┌──
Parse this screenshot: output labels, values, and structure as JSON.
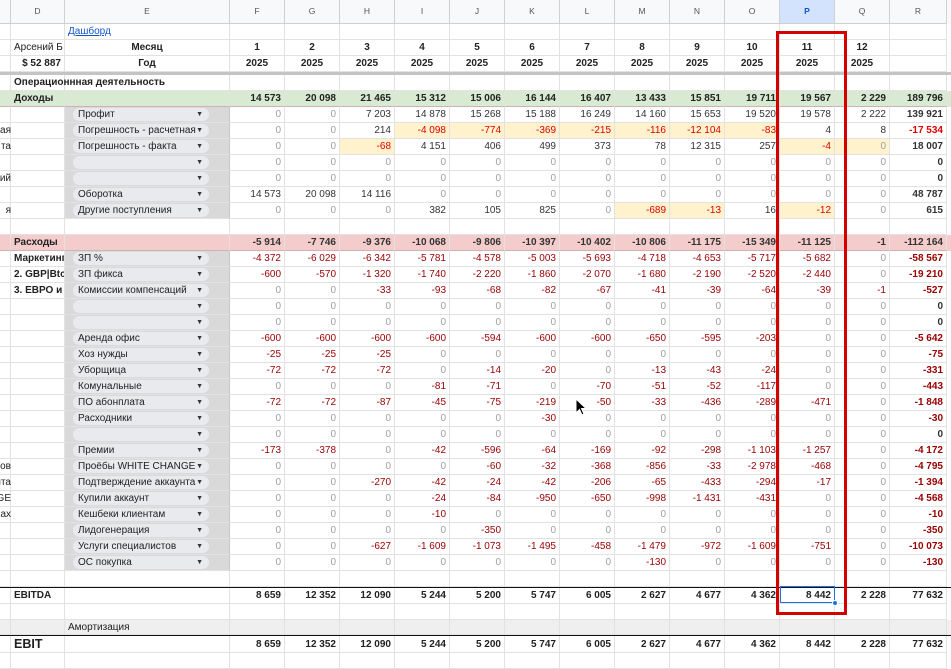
{
  "columns": [
    "",
    "D",
    "E",
    "F",
    "G",
    "H",
    "I",
    "J",
    "K",
    "L",
    "M",
    "N",
    "O",
    "P",
    "Q",
    "R"
  ],
  "selected_column": "P",
  "dashboard_link": "Дашборд",
  "user_name": "Арсений Б",
  "balance": "$ 52 887",
  "month_label": "Месяц",
  "year_label": "Год",
  "months": [
    "1",
    "2",
    "3",
    "4",
    "5",
    "6",
    "7",
    "8",
    "9",
    "10",
    "11",
    "12",
    ""
  ],
  "years": [
    "2025",
    "2025",
    "2025",
    "2025",
    "2025",
    "2025",
    "2025",
    "2025",
    "2025",
    "2025",
    "2025",
    "2025",
    ""
  ],
  "section_title": "Операционнная деятельность",
  "colors": {
    "income_row": "#d9ead3",
    "expense_row": "#f4cccc",
    "highlight": "#fff2cc",
    "annotation_box": "#d40000",
    "selection": "#1a73e8"
  },
  "rows": [
    {
      "type": "income",
      "d": "Доходы",
      "values": [
        "14 573",
        "20 098",
        "21 465",
        "15 312",
        "15 006",
        "16 144",
        "16 407",
        "13 433",
        "15 851",
        "19 711",
        "19 567",
        "2 229",
        "189 796"
      ]
    },
    {
      "type": "item",
      "c": "",
      "e": "Профит",
      "values": [
        "0",
        "0",
        "7 203",
        "14 878",
        "15 268",
        "15 188",
        "16 249",
        "14 160",
        "15 653",
        "19 520",
        "19 578",
        "2 222",
        "139 921"
      ]
    },
    {
      "type": "item",
      "c": "четная",
      "e": "Погрешность - расчетная",
      "values": [
        "0",
        "0",
        "214",
        "-4 098",
        "-774",
        "-369",
        "-215",
        "-116",
        "-12 104",
        "-83",
        "4",
        "8",
        "-17 534"
      ],
      "highlight": [
        "I",
        "J",
        "K",
        "L",
        "M",
        "N",
        "O"
      ]
    },
    {
      "type": "item",
      "c": "та",
      "e": "Погрешность - факта",
      "values": [
        "0",
        "0",
        "-68",
        "4 151",
        "406",
        "499",
        "373",
        "78",
        "12 315",
        "257",
        "-4",
        "0",
        "18 007"
      ],
      "highlight": [
        "H",
        "P",
        "Q"
      ]
    },
    {
      "type": "item",
      "c": "",
      "e": "",
      "values": [
        "0",
        "0",
        "0",
        "0",
        "0",
        "0",
        "0",
        "0",
        "0",
        "0",
        "0",
        "0",
        "0"
      ]
    },
    {
      "type": "item",
      "c": "аций",
      "e": "",
      "values": [
        "0",
        "0",
        "0",
        "0",
        "0",
        "0",
        "0",
        "0",
        "0",
        "0",
        "0",
        "0",
        "0"
      ]
    },
    {
      "type": "item",
      "c": "",
      "e": "Оборотка",
      "values": [
        "14 573",
        "20 098",
        "14 116",
        "0",
        "0",
        "0",
        "0",
        "0",
        "0",
        "0",
        "0",
        "0",
        "48 787"
      ]
    },
    {
      "type": "item",
      "c": "я",
      "e": "Другие поступления",
      "values": [
        "0",
        "0",
        "0",
        "382",
        "105",
        "825",
        "0",
        "-689",
        "-13",
        "16",
        "-12",
        "0",
        "615"
      ],
      "highlight": [
        "M",
        "N",
        "P"
      ]
    },
    {
      "type": "blank"
    },
    {
      "type": "extot",
      "d": "Расходы",
      "values": [
        "-5 914",
        "-7 746",
        "-9 376",
        "-10 068",
        "-9 806",
        "-10 397",
        "-10 402",
        "-10 806",
        "-11 175",
        "-15 349",
        "-11 125",
        "-1",
        "-112 164"
      ]
    },
    {
      "type": "exp",
      "d": "Маркетинг",
      "e": "ЗП %",
      "values": [
        "-4 372",
        "-6 029",
        "-6 342",
        "-5 781",
        "-4 578",
        "-5 003",
        "-5 693",
        "-4 718",
        "-4 653",
        "-5 717",
        "-5 682",
        "0",
        "-58 567"
      ]
    },
    {
      "type": "exp",
      "d": "2. GBP|Btc",
      "e": "ЗП фикса",
      "values": [
        "-600",
        "-570",
        "-1 320",
        "-1 740",
        "-2 220",
        "-1 860",
        "-2 070",
        "-1 680",
        "-2 190",
        "-2 520",
        "-2 440",
        "0",
        "-19 210"
      ]
    },
    {
      "type": "exp",
      "d": "3. ЕВРО и",
      "e": "Комиссии компенсаций",
      "values": [
        "0",
        "0",
        "-33",
        "-93",
        "-68",
        "-82",
        "-67",
        "-41",
        "-39",
        "-64",
        "-39",
        "-1",
        "-527"
      ]
    },
    {
      "type": "exp",
      "e": "",
      "values": [
        "0",
        "0",
        "0",
        "0",
        "0",
        "0",
        "0",
        "0",
        "0",
        "0",
        "0",
        "0",
        "0"
      ]
    },
    {
      "type": "exp",
      "e": "",
      "values": [
        "0",
        "0",
        "0",
        "0",
        "0",
        "0",
        "0",
        "0",
        "0",
        "0",
        "0",
        "0",
        "0"
      ]
    },
    {
      "type": "exp",
      "e": "Аренда офис",
      "values": [
        "-600",
        "-600",
        "-600",
        "-600",
        "-594",
        "-600",
        "-600",
        "-650",
        "-595",
        "-203",
        "0",
        "0",
        "-5 642"
      ]
    },
    {
      "type": "exp",
      "e": "Хоз нужды",
      "values": [
        "-25",
        "-25",
        "-25",
        "0",
        "0",
        "0",
        "0",
        "0",
        "0",
        "0",
        "0",
        "0",
        "-75"
      ]
    },
    {
      "type": "exp",
      "e": "Уборщица",
      "values": [
        "-72",
        "-72",
        "-72",
        "0",
        "-14",
        "-20",
        "0",
        "-13",
        "-43",
        "-24",
        "0",
        "0",
        "-331"
      ]
    },
    {
      "type": "exp",
      "e": "Комунальные",
      "values": [
        "0",
        "0",
        "0",
        "-81",
        "-71",
        "0",
        "-70",
        "-51",
        "-52",
        "-117",
        "0",
        "0",
        "-443"
      ]
    },
    {
      "type": "exp",
      "e": "ПО абонплата",
      "values": [
        "-72",
        "-72",
        "-87",
        "-45",
        "-75",
        "-219",
        "-50",
        "-33",
        "-436",
        "-289",
        "-471",
        "0",
        "-1 848"
      ]
    },
    {
      "type": "exp",
      "e": "Расходники",
      "values": [
        "0",
        "0",
        "0",
        "0",
        "0",
        "-30",
        "0",
        "0",
        "0",
        "0",
        "0",
        "0",
        "-30"
      ]
    },
    {
      "type": "exp",
      "e": "",
      "values": [
        "0",
        "0",
        "0",
        "0",
        "0",
        "0",
        "0",
        "0",
        "0",
        "0",
        "0",
        "0",
        "0"
      ]
    },
    {
      "type": "exp",
      "e": "Премии",
      "values": [
        "-173",
        "-378",
        "0",
        "-42",
        "-596",
        "-64",
        "-169",
        "-92",
        "-298",
        "-1 103",
        "-1 257",
        "0",
        "-4 172"
      ]
    },
    {
      "type": "exp",
      "c": "ов",
      "e": "Проёбы WHITE CHANGE",
      "values": [
        "0",
        "0",
        "0",
        "0",
        "-60",
        "-32",
        "-368",
        "-856",
        "-33",
        "-2 978",
        "-468",
        "0",
        "-4 795"
      ]
    },
    {
      "type": "exp",
      "c": "каунта",
      "e": "Подтверждение аккаунта",
      "values": [
        "0",
        "0",
        "-270",
        "-42",
        "-24",
        "-42",
        "-206",
        "-65",
        "-433",
        "-294",
        "-17",
        "0",
        "-1 394"
      ]
    },
    {
      "type": "exp",
      "c": "ANGE",
      "e": "Купили аккаунт",
      "values": [
        "0",
        "0",
        "0",
        "-24",
        "-84",
        "-950",
        "-650",
        "-998",
        "-1 431",
        "-431",
        "0",
        "0",
        "-4 568"
      ]
    },
    {
      "type": "exp",
      "c": "никах",
      "e": "Кешбеки клиентам",
      "values": [
        "0",
        "0",
        "0",
        "-10",
        "0",
        "0",
        "0",
        "0",
        "0",
        "0",
        "0",
        "0",
        "-10"
      ]
    },
    {
      "type": "exp",
      "e": "Лидогенерация",
      "values": [
        "0",
        "0",
        "0",
        "0",
        "-350",
        "0",
        "0",
        "0",
        "0",
        "0",
        "0",
        "0",
        "-350"
      ]
    },
    {
      "type": "exp",
      "e": "Услуги специалистов",
      "values": [
        "0",
        "0",
        "-627",
        "-1 609",
        "-1 073",
        "-1 495",
        "-458",
        "-1 479",
        "-972",
        "-1 609",
        "-751",
        "0",
        "-10 073"
      ]
    },
    {
      "type": "exp",
      "e": "ОС покупка",
      "values": [
        "0",
        "0",
        "0",
        "0",
        "0",
        "0",
        "0",
        "-130",
        "0",
        "0",
        "0",
        "0",
        "-130"
      ]
    },
    {
      "type": "blank"
    },
    {
      "type": "ebitda",
      "d": "EBITDA",
      "values": [
        "8 659",
        "12 352",
        "12 090",
        "5 244",
        "5 200",
        "5 747",
        "6 005",
        "2 627",
        "4 677",
        "4 362",
        "8 442",
        "2 228",
        "77 632"
      ]
    },
    {
      "type": "blank"
    },
    {
      "type": "amort",
      "e": "Амортизация"
    },
    {
      "type": "ebit",
      "d": "EBIT",
      "values": [
        "8 659",
        "12 352",
        "12 090",
        "5 244",
        "5 200",
        "5 747",
        "6 005",
        "2 627",
        "4 677",
        "4 362",
        "8 442",
        "2 228",
        "77 632"
      ]
    },
    {
      "type": "blank"
    }
  ]
}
└──
PROMPT: Gather each line in these records that contains the string "Погрешность".

WRITTEN ANSWER:
      "e": "Погрешность - расчетная",
      "e": "Погрешность - факта",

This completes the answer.